> YOUR OBJECTIVE:
Each line of the listing below must be retyped as given.

======== EXTRACTED RECORDS ========

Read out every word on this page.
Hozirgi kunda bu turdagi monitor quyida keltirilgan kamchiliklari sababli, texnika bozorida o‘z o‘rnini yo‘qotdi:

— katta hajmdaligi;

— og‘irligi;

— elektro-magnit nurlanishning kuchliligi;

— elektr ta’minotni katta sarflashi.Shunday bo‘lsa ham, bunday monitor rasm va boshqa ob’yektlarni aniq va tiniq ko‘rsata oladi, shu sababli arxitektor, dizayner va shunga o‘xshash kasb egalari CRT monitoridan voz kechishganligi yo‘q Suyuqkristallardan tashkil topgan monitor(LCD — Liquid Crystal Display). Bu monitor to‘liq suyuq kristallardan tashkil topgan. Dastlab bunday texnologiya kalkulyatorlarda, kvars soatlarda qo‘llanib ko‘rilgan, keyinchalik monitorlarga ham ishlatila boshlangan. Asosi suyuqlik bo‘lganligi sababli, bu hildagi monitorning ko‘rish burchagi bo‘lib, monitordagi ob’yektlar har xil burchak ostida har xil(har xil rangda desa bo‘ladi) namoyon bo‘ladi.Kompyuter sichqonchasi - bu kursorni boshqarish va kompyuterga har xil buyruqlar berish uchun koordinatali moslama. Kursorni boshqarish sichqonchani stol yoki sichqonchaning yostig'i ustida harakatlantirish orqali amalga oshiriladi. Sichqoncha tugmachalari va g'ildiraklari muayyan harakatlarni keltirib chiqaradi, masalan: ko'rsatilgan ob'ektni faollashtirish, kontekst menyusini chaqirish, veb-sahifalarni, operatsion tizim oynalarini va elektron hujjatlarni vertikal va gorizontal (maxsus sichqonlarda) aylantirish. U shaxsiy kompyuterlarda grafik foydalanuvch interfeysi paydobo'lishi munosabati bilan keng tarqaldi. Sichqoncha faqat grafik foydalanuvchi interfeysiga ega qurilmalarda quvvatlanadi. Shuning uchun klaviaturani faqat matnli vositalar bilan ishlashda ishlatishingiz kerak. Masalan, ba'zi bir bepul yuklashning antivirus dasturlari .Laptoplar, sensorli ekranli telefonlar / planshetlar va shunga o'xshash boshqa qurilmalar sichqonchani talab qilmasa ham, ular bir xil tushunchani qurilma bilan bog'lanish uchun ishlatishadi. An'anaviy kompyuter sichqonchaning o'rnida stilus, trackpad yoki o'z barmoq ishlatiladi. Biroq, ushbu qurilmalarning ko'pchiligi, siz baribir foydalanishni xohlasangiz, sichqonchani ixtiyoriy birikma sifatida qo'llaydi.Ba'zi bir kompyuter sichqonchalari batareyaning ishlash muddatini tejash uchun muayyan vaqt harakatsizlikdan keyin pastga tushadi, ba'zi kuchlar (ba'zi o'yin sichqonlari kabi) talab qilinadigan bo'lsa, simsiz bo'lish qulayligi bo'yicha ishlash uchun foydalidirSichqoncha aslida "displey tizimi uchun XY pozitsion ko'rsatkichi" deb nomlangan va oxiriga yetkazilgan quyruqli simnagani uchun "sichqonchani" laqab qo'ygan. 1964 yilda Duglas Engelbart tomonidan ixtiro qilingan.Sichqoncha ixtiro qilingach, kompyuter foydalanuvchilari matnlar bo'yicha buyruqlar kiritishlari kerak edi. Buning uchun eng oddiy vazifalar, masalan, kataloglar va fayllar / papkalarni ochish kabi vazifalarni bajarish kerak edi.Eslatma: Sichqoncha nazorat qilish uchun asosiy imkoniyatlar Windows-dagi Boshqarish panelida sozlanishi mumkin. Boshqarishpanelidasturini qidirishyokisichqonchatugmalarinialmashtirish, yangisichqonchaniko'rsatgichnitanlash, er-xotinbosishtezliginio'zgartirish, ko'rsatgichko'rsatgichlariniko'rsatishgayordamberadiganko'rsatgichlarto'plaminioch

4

========

> EXERCISE RESULT:
Read out every word on this page.
Hozirgi kunda bu turdagi monitor quyida keltirilgan kamchiliklari sababli, texnika bozorida o‘z o‘rnini yo‘qotdi:

— katta hajmdaligi;

— og‘irligi;

— elektro-magnit nurlanishning kuchliligi;

— elektr ta’minotni katta sarflashi.Shunday bo‘lsa ham, bunday monitor rasm va boshqa ob’yektlarni aniq va tiniq ko‘rsata oladi, shu sababli arxitektor, dizayner va shunga o‘xshash kasb egalari CRT monitoridan voz kechishganligi yo‘q Suyuqkristallardan tashkil topgan monitor(LCD — Liquid Crystal Display). Bu monitor to‘liq suyuq kristallardan tashkil topgan. Dastlab bunday texnologiya kalkulyatorlarda, kvars soatlarda qo‘llanib ko‘rilgan, keyinchalik monitorlarga ham ishlatila boshlangan. Asosi suyuqlik bo‘lganligi sababli, bu hildagi monitorning ko‘rish burchagi bo‘lib, monitordagi ob’yektlar har xil burchak ostida har xil(har xil rangda desa bo‘ladi) namoyon bo‘ladi.Kompyuter sichqonchasi - bu kursorni boshqarish va kompyuterga har xil buyruqlar berish uchun koordinatali moslama. Kursorni boshqarish sichqonchani stol yoki sichqonchaning yostig'i ustida harakatlantirish orqali amalga oshiriladi. Sichqoncha tugmachalari va g'ildiraklari muayyan harakatlarni keltirib chiqaradi, masalan: ko'rsatilgan ob'ektni faollashtirish, kontekst menyusini chaqirish, veb-sahifalarni, operatsion tizim oynalarini va elektron hujjatlarni vertikal va gorizontal (maxsus sichqonlarda) aylantirish. U shaxsiy kompyuterlarda grafik foydalanuvch interfeysi paydobo'lishi munosabati bilan keng tarqaldi. Sichqoncha faqat grafik foydalanuvchi interfeysiga ega qurilmalarda quvvatlanadi. Shuning uchun klaviaturani faqat matnli vositalar bilan ishlashda ishlatishingiz kerak. Masalan, ba'zi bir bepul yuklashning antivirus dasturlari .Laptoplar, sensorli ekranli telefonlar / planshetlar va shunga o'xshash boshqa qurilmalar sichqonchani talab qilmasa ham, ular bir xil tushunchani qurilma bilan bog'lanish uchun ishlatishadi. An'anaviy kompyuter sichqonchaning o'rnida stilus, trackpad yoki o'z barmoq ishlatiladi. Biroq, ushbu qurilmalarning ko'pchiligi, siz baribir foydalanishni xohlasangiz, sichqonchani ixtiyoriy birikma sifatida qo'llaydi.Ba'zi bir kompyuter sichqonchalari batareyaning ishlash muddatini tejash uchun muayyan vaqt harakatsizlikdan keyin pastga tushadi, ba'zi kuchlar (ba'zi o'yin sichqonlari kabi) talab qilinadigan bo'lsa, simsiz bo'lish qulayligi bo'yicha ishlash uchun foydalidirSichqoncha aslida "displey tizimi uchun XY pozitsion ko'rsatkichi" deb nomlangan va oxiriga yetkazilgan quyruqli simnagani uchun "sichqonchani" laqab qo'ygan. 1964 yilda Duglas Engelbart tomonidan ixtiro qilingan.Sichqoncha ixtiro qilingach, kompyuter foydalanuvchilari matnlar bo'yicha buyruqlar kiritishlari kerak edi. Buning uchun eng oddiy vazifalar, masalan, kataloglar va fayllar / papkalarni ochish kabi vazifalarni bajarish kerak edi.Eslatma: Sichqoncha nazorat qilish uchun asosiy imkoniyatlar Windows-dagi Boshqarish panelida sozlanishi mumkin. Boshqarishpanelidasturini qidirishyokisichqonchatugmalarinialmashtirish, yangisichqonchaniko'rsatgichnitanlash, er-xotinbosishtezliginio'zgartirish, ko'rsatgichko'rsatgichlariniko'rsatishgayordamberadiganko'rsatgichlarto'plaminioch

4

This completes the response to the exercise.